Direction ▸
List all the lines in these records that hold "this".

Data section ▸
+ + + +
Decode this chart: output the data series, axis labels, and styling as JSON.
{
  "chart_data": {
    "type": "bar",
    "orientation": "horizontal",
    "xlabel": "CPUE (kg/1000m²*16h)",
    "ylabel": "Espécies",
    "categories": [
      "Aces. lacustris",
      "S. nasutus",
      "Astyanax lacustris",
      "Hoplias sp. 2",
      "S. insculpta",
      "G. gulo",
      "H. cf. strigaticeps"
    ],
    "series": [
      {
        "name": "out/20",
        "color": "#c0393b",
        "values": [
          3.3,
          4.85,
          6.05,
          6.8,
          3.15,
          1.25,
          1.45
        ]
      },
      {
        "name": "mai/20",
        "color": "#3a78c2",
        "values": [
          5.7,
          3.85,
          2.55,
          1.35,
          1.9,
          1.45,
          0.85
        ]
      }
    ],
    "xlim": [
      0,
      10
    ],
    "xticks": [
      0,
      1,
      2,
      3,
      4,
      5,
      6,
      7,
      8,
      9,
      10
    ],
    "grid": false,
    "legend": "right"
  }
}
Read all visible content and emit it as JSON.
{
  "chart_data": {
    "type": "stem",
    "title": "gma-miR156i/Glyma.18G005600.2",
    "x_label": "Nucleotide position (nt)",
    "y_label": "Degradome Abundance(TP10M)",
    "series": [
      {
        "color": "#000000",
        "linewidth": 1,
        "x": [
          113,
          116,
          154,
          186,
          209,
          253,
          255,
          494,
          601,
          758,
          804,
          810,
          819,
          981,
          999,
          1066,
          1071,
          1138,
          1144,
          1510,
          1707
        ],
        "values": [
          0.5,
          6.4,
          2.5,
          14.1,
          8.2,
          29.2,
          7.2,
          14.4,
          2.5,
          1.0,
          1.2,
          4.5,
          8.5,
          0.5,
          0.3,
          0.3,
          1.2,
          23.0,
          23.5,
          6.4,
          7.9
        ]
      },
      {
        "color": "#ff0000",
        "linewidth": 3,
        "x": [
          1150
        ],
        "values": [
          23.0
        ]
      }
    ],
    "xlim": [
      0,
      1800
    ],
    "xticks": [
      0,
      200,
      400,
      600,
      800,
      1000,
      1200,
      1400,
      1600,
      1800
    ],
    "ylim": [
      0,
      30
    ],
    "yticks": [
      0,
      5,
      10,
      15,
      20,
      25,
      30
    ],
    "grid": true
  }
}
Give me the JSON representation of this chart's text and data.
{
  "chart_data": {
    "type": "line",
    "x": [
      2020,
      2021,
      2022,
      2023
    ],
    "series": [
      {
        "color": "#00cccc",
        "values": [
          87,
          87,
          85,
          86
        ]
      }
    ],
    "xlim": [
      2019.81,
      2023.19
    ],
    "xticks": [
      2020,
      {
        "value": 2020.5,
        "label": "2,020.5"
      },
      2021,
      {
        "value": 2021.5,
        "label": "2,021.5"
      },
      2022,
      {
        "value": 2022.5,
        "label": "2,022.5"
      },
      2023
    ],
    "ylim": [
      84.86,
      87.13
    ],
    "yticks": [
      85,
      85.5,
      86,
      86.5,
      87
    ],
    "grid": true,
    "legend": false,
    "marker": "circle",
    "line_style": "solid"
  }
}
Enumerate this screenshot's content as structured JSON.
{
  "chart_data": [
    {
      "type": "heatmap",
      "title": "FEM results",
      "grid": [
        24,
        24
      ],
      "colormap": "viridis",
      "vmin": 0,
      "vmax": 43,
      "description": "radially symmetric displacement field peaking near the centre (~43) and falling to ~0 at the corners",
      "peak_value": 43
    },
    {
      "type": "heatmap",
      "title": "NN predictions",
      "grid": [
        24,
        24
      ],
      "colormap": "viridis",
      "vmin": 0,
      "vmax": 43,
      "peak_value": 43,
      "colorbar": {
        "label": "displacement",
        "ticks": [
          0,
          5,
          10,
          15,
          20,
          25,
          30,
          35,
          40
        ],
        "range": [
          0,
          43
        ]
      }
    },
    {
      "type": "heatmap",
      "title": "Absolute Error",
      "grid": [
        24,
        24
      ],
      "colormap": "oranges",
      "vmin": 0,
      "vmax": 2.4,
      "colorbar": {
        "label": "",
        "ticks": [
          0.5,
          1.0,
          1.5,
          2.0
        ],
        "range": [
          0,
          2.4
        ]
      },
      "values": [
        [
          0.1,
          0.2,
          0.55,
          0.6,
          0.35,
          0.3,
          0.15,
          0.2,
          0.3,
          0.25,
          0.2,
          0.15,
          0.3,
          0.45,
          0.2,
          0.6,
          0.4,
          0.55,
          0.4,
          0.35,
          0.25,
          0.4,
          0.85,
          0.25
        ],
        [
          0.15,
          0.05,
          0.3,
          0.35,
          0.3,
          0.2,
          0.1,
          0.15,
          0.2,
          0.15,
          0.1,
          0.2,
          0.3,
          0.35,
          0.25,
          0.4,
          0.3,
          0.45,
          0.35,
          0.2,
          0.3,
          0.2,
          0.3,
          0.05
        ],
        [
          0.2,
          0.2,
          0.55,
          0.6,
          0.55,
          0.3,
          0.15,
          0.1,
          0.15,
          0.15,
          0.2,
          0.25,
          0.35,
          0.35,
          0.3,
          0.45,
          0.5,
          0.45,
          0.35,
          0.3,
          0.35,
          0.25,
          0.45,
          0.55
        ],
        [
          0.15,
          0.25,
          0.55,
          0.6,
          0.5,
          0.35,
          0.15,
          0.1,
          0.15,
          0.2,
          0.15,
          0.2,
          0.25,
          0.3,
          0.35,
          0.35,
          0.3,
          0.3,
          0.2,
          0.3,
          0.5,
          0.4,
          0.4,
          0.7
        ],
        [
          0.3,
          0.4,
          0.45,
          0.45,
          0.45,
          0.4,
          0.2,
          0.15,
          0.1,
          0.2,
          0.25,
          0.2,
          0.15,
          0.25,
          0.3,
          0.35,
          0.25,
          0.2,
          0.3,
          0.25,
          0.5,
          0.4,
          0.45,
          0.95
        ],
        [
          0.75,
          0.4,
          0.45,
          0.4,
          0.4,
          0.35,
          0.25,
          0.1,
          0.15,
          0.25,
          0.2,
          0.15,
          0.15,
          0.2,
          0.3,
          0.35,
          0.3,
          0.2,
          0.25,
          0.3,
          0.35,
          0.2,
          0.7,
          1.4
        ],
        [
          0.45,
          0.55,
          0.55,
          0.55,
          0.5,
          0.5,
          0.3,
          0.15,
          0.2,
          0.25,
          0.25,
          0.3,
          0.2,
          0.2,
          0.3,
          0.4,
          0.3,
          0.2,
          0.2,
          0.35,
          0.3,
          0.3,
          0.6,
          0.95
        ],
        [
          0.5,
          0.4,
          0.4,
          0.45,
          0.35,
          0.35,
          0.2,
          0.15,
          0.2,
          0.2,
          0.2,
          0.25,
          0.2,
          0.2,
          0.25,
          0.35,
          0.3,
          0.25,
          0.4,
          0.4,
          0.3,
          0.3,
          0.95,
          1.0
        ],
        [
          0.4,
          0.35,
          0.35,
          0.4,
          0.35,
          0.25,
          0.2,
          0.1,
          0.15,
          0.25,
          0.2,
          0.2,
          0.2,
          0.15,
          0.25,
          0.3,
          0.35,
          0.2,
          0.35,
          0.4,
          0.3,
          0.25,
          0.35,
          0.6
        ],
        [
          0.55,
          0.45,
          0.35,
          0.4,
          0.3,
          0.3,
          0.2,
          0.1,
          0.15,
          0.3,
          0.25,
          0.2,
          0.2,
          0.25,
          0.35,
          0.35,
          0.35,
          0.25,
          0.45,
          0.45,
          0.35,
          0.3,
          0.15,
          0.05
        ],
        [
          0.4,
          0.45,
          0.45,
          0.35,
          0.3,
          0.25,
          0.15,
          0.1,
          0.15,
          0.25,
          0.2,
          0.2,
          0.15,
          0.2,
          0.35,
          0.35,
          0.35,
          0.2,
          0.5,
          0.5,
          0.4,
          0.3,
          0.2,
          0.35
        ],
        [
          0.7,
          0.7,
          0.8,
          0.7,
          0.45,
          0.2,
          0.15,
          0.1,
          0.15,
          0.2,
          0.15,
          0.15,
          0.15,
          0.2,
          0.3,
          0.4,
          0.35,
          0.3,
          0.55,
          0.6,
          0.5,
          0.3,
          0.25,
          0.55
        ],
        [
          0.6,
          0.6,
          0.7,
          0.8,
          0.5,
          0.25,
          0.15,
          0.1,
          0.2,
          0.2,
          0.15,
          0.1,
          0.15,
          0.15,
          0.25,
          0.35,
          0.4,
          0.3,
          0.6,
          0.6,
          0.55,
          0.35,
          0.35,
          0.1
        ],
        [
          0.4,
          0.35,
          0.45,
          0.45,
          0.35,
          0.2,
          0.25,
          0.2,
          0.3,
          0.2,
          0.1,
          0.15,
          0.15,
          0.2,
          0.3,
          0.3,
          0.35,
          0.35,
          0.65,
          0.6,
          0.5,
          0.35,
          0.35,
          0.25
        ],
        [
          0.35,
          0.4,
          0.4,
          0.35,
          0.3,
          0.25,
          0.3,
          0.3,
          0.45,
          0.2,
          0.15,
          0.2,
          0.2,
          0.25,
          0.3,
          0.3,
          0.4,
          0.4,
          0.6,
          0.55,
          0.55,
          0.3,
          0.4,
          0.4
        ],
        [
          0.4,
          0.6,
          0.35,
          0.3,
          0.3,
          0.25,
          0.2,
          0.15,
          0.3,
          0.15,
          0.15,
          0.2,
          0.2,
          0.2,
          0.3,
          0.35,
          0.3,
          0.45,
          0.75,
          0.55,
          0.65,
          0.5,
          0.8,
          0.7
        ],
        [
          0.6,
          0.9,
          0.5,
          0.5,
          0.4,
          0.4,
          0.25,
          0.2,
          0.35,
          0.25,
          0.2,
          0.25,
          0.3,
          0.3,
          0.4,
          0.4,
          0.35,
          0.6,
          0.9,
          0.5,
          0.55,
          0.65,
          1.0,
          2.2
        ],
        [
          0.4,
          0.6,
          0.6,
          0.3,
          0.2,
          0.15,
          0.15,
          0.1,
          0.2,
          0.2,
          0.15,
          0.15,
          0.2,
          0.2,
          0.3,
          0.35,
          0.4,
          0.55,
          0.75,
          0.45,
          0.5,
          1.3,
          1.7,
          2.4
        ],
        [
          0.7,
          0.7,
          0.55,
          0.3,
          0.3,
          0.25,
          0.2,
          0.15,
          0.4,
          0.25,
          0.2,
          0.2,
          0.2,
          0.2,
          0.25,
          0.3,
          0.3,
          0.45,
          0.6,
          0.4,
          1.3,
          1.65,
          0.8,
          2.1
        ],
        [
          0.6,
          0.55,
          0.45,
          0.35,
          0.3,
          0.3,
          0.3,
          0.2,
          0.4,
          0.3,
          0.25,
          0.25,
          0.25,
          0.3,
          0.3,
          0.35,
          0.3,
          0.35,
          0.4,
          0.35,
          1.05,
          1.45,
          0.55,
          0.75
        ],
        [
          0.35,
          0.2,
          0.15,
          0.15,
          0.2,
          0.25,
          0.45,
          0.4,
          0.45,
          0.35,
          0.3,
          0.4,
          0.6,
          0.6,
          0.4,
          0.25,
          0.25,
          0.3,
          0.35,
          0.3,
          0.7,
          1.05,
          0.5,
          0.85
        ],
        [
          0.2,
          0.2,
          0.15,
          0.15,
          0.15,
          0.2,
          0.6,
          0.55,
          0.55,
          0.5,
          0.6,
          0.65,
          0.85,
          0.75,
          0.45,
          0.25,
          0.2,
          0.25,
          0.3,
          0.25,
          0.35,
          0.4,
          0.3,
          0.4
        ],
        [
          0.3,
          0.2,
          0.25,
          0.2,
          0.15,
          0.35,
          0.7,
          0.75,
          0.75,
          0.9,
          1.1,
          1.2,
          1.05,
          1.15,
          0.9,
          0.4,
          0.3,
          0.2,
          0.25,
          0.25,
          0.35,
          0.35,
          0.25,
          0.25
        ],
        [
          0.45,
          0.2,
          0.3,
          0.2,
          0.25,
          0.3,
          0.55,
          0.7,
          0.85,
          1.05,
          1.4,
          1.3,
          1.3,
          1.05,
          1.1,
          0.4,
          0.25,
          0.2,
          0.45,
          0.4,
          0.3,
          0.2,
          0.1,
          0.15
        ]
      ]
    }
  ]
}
+ + + +
Written response ▸
Decode this chart: output the data series, axis labels, and styling as JSON.
Give me the JSON representation of this chart's text and data.
Enumerate this screenshot's content as structured JSON.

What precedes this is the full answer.